Quote verbatim the lines of the records starting at the line that contains "- annotation: Transition Regime: [222, 184, 288, 221]" and ending at the line that contains "- text: b: [250, 35, 258, 50]", including both of those lines.

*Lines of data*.

# # # # #

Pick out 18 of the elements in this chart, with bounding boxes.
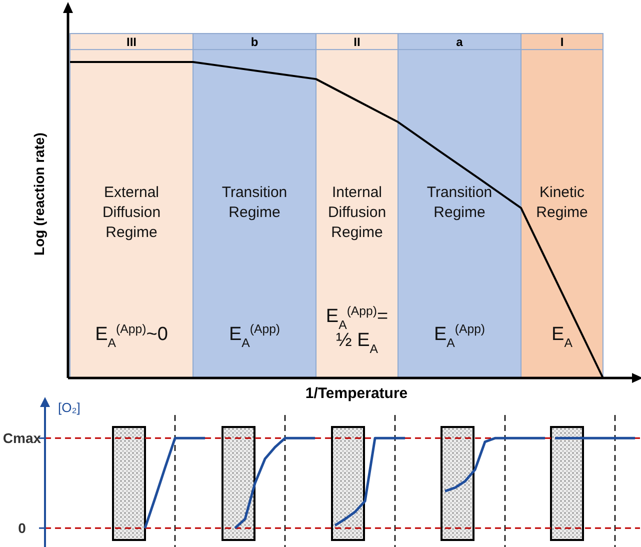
- annotation: Transition Regime: [222, 184, 288, 221]
- ref-line-label: Cmax: [2, 430, 42, 446]
- annotation: E$_{A}$: [552, 324, 574, 350]
- ref-line-label: 0: [18, 520, 26, 536]
- annotation: Internal Diffusion Regime: [328, 184, 386, 241]
- annotation: Kinetic Regime: [536, 184, 588, 221]
- text: II: [354, 35, 360, 50]
- annotation: E$_{A}$$^{(App)}$~0: [95, 322, 168, 350]
- text: I: [560, 35, 564, 50]
- annotation: Transition Regime: [426, 184, 492, 221]
- y-axis-title: [O₂]: [58, 400, 80, 415]
- annotation: E$_{A}$$^{(App)}$= ½ E$_{A}$: [326, 304, 388, 356]
- text: a: [456, 35, 464, 50]
- y-axis-title: Log (reaction rate): [31, 132, 47, 256]
- text: b: [250, 35, 258, 50]
- annotation: External Diffusion Regime: [102, 184, 161, 241]
- text: III: [126, 35, 137, 50]
- x-axis-title: 1/Temperature: [305, 385, 408, 402]
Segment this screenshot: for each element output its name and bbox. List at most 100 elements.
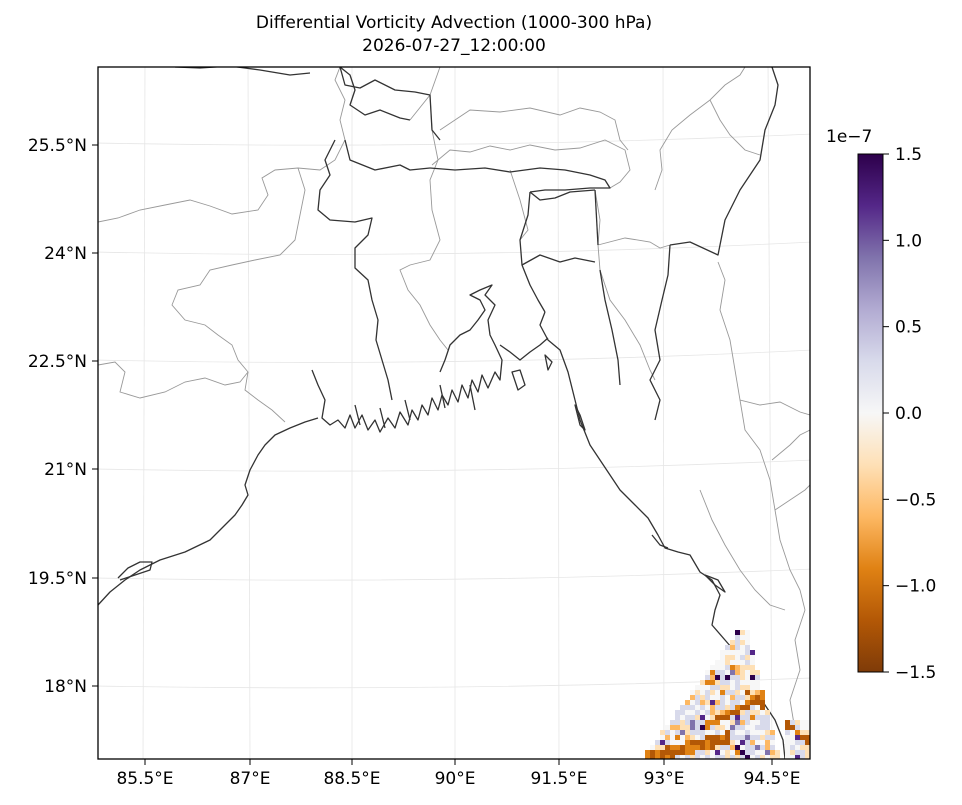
field-cell	[725, 700, 730, 705]
field-cell	[790, 755, 795, 759]
field-cell	[705, 695, 710, 700]
field-cell	[755, 725, 760, 730]
field-cell	[740, 725, 745, 730]
lon-tick-label: 85.5°E	[116, 769, 173, 789]
field-cell	[710, 670, 715, 675]
field-cell	[790, 750, 795, 755]
field-cell	[740, 665, 745, 670]
field-cell	[740, 690, 745, 695]
field-cell	[685, 705, 690, 710]
field-cell	[755, 755, 760, 759]
field-cell	[745, 735, 750, 740]
field-cell	[725, 725, 730, 730]
field-cell	[765, 745, 770, 750]
field-cell	[740, 700, 745, 705]
map-subtitle: 2026-07-27_12:00:00	[362, 36, 546, 56]
field-cell	[660, 755, 665, 759]
field-cell	[730, 700, 735, 705]
field-cell	[785, 740, 790, 745]
field-cell	[745, 730, 750, 735]
colorbar-ticks: 1.5 1.0 0.5 0.0 −0.5 −1.0 −1.5	[883, 145, 936, 683]
field-cell	[715, 715, 720, 720]
field-cell	[760, 740, 765, 745]
field-cell	[690, 695, 695, 700]
map-title: Differential Vorticity Advection (1000-3…	[255, 13, 653, 33]
field-cell	[695, 750, 700, 755]
field-cell	[655, 740, 660, 745]
field-cell	[690, 750, 695, 755]
field-cell	[710, 665, 715, 670]
field-cell	[735, 670, 740, 675]
field-cell	[760, 720, 765, 725]
field-cell	[720, 695, 725, 700]
field-cell	[755, 730, 760, 735]
field-cell	[720, 725, 725, 730]
field-cell	[755, 690, 760, 695]
field-cell	[690, 755, 695, 759]
field-cell	[695, 690, 700, 695]
field-cell	[690, 715, 695, 720]
field-cell	[700, 745, 705, 750]
field-cell	[715, 680, 720, 685]
field-cell	[730, 750, 735, 755]
field-cell	[725, 705, 730, 710]
field-cell	[760, 690, 765, 695]
field-cell	[720, 700, 725, 705]
field-cell	[715, 710, 720, 715]
lon-tick-label: 87°E	[230, 769, 271, 789]
field-cell	[715, 735, 720, 740]
field-cell	[645, 755, 650, 759]
field-cell	[680, 755, 685, 759]
field-cell	[755, 700, 760, 705]
field-cell	[775, 755, 780, 759]
field-cell	[680, 745, 685, 750]
field-cell	[675, 730, 680, 735]
field-cell	[700, 725, 705, 730]
colorbar-tick-label: −1.0	[895, 577, 936, 597]
field-cell	[690, 725, 695, 730]
field-cell	[720, 670, 725, 675]
field-cell	[730, 680, 735, 685]
field-cell	[710, 695, 715, 700]
field-cell	[710, 675, 715, 680]
field-cell	[660, 740, 665, 745]
field-cell	[725, 720, 730, 725]
field-cell	[745, 720, 750, 725]
field-cell	[710, 740, 715, 745]
field-cell	[710, 710, 715, 715]
field-cell	[745, 660, 750, 665]
field-cell	[745, 630, 750, 635]
field-cell	[680, 705, 685, 710]
field-cell	[735, 715, 740, 720]
field-cell	[740, 720, 745, 725]
field-cell	[705, 680, 710, 685]
field-cell	[755, 740, 760, 745]
field-cell	[665, 735, 670, 740]
field-cell	[725, 740, 730, 745]
field-cell	[690, 740, 695, 745]
field-cell	[715, 705, 720, 710]
field-cell	[735, 630, 740, 635]
vorticity-field	[645, 630, 810, 759]
field-cell	[680, 735, 685, 740]
field-cell	[695, 740, 700, 745]
field-cell	[710, 715, 715, 720]
field-cell	[750, 755, 755, 759]
field-cell	[735, 665, 740, 670]
field-cell	[645, 750, 650, 755]
field-cell	[740, 755, 745, 759]
field-cell	[685, 750, 690, 755]
lon-tick-label: 94.5°E	[743, 769, 800, 789]
field-cell	[760, 695, 765, 700]
field-cell	[710, 745, 715, 750]
field-cell	[740, 710, 745, 715]
field-cell	[685, 735, 690, 740]
field-cell	[720, 685, 725, 690]
field-cell	[795, 735, 800, 740]
field-cell	[715, 700, 720, 705]
colorbar-tick-label: 0.5	[895, 318, 922, 338]
field-cell	[705, 715, 710, 720]
lat-tick-label: 18°N	[44, 677, 87, 697]
field-cell	[700, 685, 705, 690]
field-cell	[710, 700, 715, 705]
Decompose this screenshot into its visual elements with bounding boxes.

# # # # #

*Exercise output*.
- annotation: Transition Regime: [222, 184, 288, 221]
- ref-line-label: Cmax: [2, 430, 42, 446]
- annotation: E$_{A}$: [552, 324, 574, 350]
- ref-line-label: 0: [18, 520, 26, 536]
- annotation: Internal Diffusion Regime: [328, 184, 386, 241]
- annotation: Kinetic Regime: [536, 184, 588, 221]
- text: II: [354, 35, 360, 50]
- annotation: E$_{A}$$^{(App)}$~0: [95, 322, 168, 350]
- text: I: [560, 35, 564, 50]
- annotation: Transition Regime: [426, 184, 492, 221]
- y-axis-title: [O₂]: [58, 400, 80, 415]
- annotation: E$_{A}$$^{(App)}$= ½ E$_{A}$: [326, 304, 388, 356]
- text: a: [456, 35, 464, 50]
- y-axis-title: Log (reaction rate): [31, 132, 47, 256]
- text: b: [250, 35, 258, 50]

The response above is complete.